#### Your instructions
Can you write out every one of the rows below without changing a single character?

#### Records to process
--

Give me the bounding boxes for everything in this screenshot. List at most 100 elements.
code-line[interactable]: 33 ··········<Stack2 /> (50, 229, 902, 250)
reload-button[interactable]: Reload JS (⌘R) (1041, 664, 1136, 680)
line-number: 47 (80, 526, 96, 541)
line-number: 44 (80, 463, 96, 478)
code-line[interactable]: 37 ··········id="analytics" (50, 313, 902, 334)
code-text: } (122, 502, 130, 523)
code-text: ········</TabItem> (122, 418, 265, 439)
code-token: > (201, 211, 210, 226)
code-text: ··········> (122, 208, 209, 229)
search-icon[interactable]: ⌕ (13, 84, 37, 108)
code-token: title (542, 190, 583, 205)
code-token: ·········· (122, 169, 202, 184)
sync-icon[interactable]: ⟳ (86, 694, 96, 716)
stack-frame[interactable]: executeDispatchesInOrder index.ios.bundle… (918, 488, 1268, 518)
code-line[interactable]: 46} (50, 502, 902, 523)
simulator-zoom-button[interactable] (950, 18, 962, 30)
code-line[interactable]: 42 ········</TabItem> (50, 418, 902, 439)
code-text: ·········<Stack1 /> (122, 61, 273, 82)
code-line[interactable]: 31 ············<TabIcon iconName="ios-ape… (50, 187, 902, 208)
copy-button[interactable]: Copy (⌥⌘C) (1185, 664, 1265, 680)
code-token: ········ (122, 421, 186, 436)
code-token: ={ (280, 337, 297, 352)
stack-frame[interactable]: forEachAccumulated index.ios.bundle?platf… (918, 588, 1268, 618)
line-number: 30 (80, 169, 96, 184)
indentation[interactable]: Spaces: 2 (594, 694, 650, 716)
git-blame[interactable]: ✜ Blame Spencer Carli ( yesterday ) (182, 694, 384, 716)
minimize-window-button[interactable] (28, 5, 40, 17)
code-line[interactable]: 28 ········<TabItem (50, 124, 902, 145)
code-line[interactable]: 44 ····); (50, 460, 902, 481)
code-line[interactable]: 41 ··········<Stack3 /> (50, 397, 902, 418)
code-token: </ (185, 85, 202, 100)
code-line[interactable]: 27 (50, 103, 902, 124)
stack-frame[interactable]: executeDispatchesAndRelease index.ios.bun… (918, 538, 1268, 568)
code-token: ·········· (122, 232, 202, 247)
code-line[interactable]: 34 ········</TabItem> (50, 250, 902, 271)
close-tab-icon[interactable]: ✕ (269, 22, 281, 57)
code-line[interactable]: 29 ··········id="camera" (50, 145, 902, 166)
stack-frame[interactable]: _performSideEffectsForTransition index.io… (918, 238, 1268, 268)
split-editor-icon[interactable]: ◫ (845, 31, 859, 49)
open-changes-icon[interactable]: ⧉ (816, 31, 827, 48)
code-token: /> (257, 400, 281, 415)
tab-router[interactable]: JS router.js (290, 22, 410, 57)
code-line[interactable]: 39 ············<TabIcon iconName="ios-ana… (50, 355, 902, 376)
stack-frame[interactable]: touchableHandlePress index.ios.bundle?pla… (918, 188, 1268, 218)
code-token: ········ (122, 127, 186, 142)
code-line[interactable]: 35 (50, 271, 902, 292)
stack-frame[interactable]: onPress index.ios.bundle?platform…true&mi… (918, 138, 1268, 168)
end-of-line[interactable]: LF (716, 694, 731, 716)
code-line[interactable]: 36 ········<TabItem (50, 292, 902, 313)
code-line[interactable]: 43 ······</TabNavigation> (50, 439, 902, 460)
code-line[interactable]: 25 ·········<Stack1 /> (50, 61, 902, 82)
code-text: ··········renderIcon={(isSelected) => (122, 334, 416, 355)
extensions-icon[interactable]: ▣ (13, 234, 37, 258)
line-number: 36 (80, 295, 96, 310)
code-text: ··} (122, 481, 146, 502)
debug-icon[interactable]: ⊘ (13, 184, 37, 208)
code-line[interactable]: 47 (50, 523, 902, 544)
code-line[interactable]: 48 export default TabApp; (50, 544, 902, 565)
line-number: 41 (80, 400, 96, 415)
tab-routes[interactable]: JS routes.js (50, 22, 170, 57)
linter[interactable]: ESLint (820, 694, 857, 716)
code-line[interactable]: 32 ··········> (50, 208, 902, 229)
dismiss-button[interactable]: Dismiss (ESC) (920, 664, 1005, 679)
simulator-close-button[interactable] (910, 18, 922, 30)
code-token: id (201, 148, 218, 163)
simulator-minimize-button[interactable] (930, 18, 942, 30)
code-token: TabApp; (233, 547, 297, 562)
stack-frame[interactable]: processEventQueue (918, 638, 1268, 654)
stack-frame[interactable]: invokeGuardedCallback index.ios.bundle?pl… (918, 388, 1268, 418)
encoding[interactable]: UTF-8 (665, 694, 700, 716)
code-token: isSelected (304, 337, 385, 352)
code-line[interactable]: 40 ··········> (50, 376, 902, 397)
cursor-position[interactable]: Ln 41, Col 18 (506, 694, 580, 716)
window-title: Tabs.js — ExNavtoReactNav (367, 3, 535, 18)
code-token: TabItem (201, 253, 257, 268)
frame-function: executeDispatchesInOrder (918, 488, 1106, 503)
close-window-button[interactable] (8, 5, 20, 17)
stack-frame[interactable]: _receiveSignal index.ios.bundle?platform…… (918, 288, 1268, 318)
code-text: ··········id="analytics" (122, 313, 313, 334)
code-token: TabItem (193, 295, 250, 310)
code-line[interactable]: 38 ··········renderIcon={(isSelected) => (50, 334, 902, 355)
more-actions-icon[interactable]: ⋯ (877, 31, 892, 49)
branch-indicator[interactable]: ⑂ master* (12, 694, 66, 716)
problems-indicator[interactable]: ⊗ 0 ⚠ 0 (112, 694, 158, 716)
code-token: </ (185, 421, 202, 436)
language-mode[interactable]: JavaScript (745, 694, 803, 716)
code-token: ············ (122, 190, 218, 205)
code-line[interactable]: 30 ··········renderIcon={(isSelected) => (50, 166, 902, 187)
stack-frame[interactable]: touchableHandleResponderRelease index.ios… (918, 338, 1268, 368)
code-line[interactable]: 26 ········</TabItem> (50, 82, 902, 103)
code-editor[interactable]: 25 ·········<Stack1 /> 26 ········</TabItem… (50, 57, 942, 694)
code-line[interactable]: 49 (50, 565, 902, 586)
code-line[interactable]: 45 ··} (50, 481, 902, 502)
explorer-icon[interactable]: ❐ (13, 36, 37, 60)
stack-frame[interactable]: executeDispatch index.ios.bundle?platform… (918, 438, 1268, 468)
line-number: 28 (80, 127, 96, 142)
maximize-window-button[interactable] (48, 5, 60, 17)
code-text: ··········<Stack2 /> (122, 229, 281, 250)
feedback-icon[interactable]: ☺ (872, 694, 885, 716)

--

#### Solution
Give me the bounding boxes for everything in this screenshot. List at most 100 elements.
code-line[interactable]: 33 ··········<Stack2 /> (50, 229, 902, 250)
reload-button[interactable]: Reload JS (⌘R) (1041, 664, 1136, 680)
line-number: 47 (80, 526, 96, 541)
line-number: 44 (80, 463, 96, 478)
code-line[interactable]: 37 ··········id="analytics" (50, 313, 902, 334)
code-text: } (122, 502, 130, 523)
code-text: ········</TabItem> (122, 418, 265, 439)
code-token: > (201, 211, 210, 226)
code-text: ··········> (122, 208, 209, 229)
search-icon[interactable]: ⌕ (13, 84, 37, 108)
code-token: title (542, 190, 583, 205)
code-token: ·········· (122, 169, 202, 184)
sync-icon[interactable]: ⟳ (86, 694, 96, 716)
stack-frame[interactable]: executeDispatchesInOrder index.ios.bundle… (918, 488, 1268, 518)
code-line[interactable]: 46} (50, 502, 902, 523)
simulator-zoom-button[interactable] (950, 18, 962, 30)
code-line[interactable]: 42 ········</TabItem> (50, 418, 902, 439)
code-text: ·········<Stack1 /> (122, 61, 273, 82)
code-line[interactable]: 31 ············<TabIcon iconName="ios-ape… (50, 187, 902, 208)
copy-button[interactable]: Copy (⌥⌘C) (1185, 664, 1265, 680)
code-token: ········ (122, 421, 186, 436)
code-token: ={ (280, 337, 297, 352)
stack-frame[interactable]: forEachAccumulated index.ios.bundle?platf… (918, 588, 1268, 618)
line-number: 30 (80, 169, 96, 184)
indentation[interactable]: Spaces: 2 (594, 694, 650, 716)
git-blame[interactable]: ✜ Blame Spencer Carli ( yesterday ) (182, 694, 384, 716)
minimize-window-button[interactable] (28, 5, 40, 17)
code-line[interactable]: 28 ········<TabItem (50, 124, 902, 145)
code-line[interactable]: 44 ····); (50, 460, 902, 481)
code-line[interactable]: 41 ··········<Stack3 /> (50, 397, 902, 418)
code-token: </ (185, 85, 202, 100)
code-line[interactable]: 27 (50, 103, 902, 124)
stack-frame[interactable]: executeDispatchesAndRelease index.ios.bun… (918, 538, 1268, 568)
code-token: ·········· (122, 232, 202, 247)
code-line[interactable]: 34 ········</TabItem> (50, 250, 902, 271)
close-tab-icon[interactable]: ✕ (269, 22, 281, 57)
code-line[interactable]: 29 ··········id="camera" (50, 145, 902, 166)
stack-frame[interactable]: _performSideEffectsForTransition index.io… (918, 238, 1268, 268)
split-editor-icon[interactable]: ◫ (845, 31, 859, 49)
open-changes-icon[interactable]: ⧉ (816, 31, 827, 48)
code-token: /> (257, 400, 281, 415)
tab-router[interactable]: JS router.js (290, 22, 410, 57)
code-line[interactable]: 39 ············<TabIcon iconName="ios-ana… (50, 355, 902, 376)
stack-frame[interactable]: touchableHandlePress index.ios.bundle?pla… (918, 188, 1268, 218)
code-token: ········ (122, 127, 186, 142)
code-line[interactable]: 35 (50, 271, 902, 292)
stack-frame[interactable]: onPress index.ios.bundle?platform…true&mi… (918, 138, 1268, 168)
end-of-line[interactable]: LF (716, 694, 731, 716)
code-line[interactable]: 36 ········<TabItem (50, 292, 902, 313)
code-line[interactable]: 43 ······</TabNavigation> (50, 439, 902, 460)
code-line[interactable]: 25 ·········<Stack1 /> (50, 61, 902, 82)
code-text: ··········renderIcon={(isSelected) => (122, 334, 416, 355)
extensions-icon[interactable]: ▣ (13, 234, 37, 258)
line-number: 36 (80, 295, 96, 310)
code-text: ··} (122, 481, 146, 502)
debug-icon[interactable]: ⊘ (13, 184, 37, 208)
code-line[interactable]: 47 (50, 523, 902, 544)
code-line[interactable]: 48 export default TabApp; (50, 544, 902, 565)
line-number: 41 (80, 400, 96, 415)
tab-routes[interactable]: JS routes.js (50, 22, 170, 57)
linter[interactable]: ESLint (820, 694, 857, 716)
code-line[interactable]: 32 ··········> (50, 208, 902, 229)
dismiss-button[interactable]: Dismiss (ESC) (920, 664, 1005, 679)
simulator-close-button[interactable] (910, 18, 922, 30)
code-token: id (201, 148, 218, 163)
simulator-minimize-button[interactable] (930, 18, 942, 30)
code-token: TabApp; (233, 547, 297, 562)
stack-frame[interactable]: processEventQueue (918, 638, 1268, 654)
stack-frame[interactable]: invokeGuardedCallback index.ios.bundle?pl… (918, 388, 1268, 418)
encoding[interactable]: UTF-8 (665, 694, 700, 716)
code-token: isSelected (304, 337, 385, 352)
code-line[interactable]: 40 ··········> (50, 376, 902, 397)
cursor-position[interactable]: Ln 41, Col 18 (506, 694, 580, 716)
window-title: Tabs.js — ExNavtoReactNav (367, 3, 535, 18)
code-token: TabItem (201, 253, 257, 268)
frame-function: executeDispatchesInOrder (918, 488, 1106, 503)
close-window-button[interactable] (8, 5, 20, 17)
stack-frame[interactable]: _receiveSignal index.ios.bundle?platform…… (918, 288, 1268, 318)
code-text: ··········id="analytics" (122, 313, 313, 334)
code-token: TabItem (193, 295, 250, 310)
code-line[interactable]: 38 ··········renderIcon={(isSelected) => (50, 334, 902, 355)
more-actions-icon[interactable]: ⋯ (877, 31, 892, 49)
branch-indicator[interactable]: ⑂ master* (12, 694, 66, 716)
problems-indicator[interactable]: ⊗ 0 ⚠ 0 (112, 694, 158, 716)
code-token: </ (185, 421, 202, 436)
language-mode[interactable]: JavaScript (745, 694, 803, 716)
code-token: ············ (122, 190, 218, 205)
code-line[interactable]: 30 ··········renderIcon={(isSelected) => (50, 166, 902, 187)
stack-frame[interactable]: touchableHandleResponderRelease index.ios… (918, 338, 1268, 368)
code-line[interactable]: 26 ········</TabItem> (50, 82, 902, 103)
code-editor[interactable]: 25 ·········<Stack1 /> 26 ········</TabItem… (50, 57, 942, 694)
code-line[interactable]: 49 (50, 565, 902, 586)
code-line[interactable]: 45 ··} (50, 481, 902, 502)
explorer-icon[interactable]: ❐ (13, 36, 37, 60)
stack-frame[interactable]: executeDispatch index.ios.bundle?platform… (918, 438, 1268, 468)
line-number: 28 (80, 127, 96, 142)
maximize-window-button[interactable] (48, 5, 60, 17)
code-text: ··········<Stack2 /> (122, 229, 281, 250)
feedback-icon[interactable]: ☺ (872, 694, 885, 716)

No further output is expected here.